- Exercise: Can you give all the records again without altering a single character?

- Data supplied:
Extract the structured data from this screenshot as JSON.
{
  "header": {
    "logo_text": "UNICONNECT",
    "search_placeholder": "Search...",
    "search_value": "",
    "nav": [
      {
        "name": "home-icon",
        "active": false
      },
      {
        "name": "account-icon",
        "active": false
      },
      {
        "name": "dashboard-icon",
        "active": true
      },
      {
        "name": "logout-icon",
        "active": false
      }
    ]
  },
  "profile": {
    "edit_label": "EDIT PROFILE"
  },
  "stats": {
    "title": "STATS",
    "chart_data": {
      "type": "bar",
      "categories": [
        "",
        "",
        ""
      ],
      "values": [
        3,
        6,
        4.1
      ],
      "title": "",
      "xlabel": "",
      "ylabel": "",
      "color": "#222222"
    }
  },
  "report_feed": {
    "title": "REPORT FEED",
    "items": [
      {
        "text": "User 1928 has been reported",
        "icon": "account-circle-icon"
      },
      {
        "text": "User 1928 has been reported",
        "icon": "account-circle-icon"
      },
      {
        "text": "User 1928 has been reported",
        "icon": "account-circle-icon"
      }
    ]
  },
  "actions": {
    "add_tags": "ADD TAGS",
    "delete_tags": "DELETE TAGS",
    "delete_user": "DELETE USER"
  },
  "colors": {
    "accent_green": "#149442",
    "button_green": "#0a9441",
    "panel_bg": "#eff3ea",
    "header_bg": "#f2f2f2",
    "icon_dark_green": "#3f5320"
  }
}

- Output:
Extract the structured data from this screenshot as JSON.
{
  "header": {
    "logo_text": "UNICONNECT",
    "search_placeholder": "Search...",
    "search_value": "",
    "nav": [
      {
        "name": "home-icon",
        "active": false
      },
      {
        "name": "account-icon",
        "active": false
      },
      {
        "name": "dashboard-icon",
        "active": true
      },
      {
        "name": "logout-icon",
        "active": false
      }
    ]
  },
  "profile": {
    "edit_label": "EDIT PROFILE"
  },
  "stats": {
    "title": "STATS",
    "chart_data": {
      "type": "bar",
      "categories": [
        "",
        "",
        ""
      ],
      "values": [
        3,
        6,
        4.1
      ],
      "title": "",
      "xlabel": "",
      "ylabel": "",
      "color": "#222222"
    }
  },
  "report_feed": {
    "title": "REPORT FEED",
    "items": [
      {
        "text": "User 1928 has been reported",
        "icon": "account-circle-icon"
      },
      {
        "text": "User 1928 has been reported",
        "icon": "account-circle-icon"
      },
      {
        "text": "User 1928 has been reported",
        "icon": "account-circle-icon"
      }
    ]
  },
  "actions": {
    "add_tags": "ADD TAGS",
    "delete_tags": "DELETE TAGS",
    "delete_user": "DELETE USER"
  },
  "colors": {
    "accent_green": "#149442",
    "button_green": "#0a9441",
    "panel_bg": "#eff3ea",
    "header_bg": "#f2f2f2",
    "icon_dark_green": "#3f5320"
  }
}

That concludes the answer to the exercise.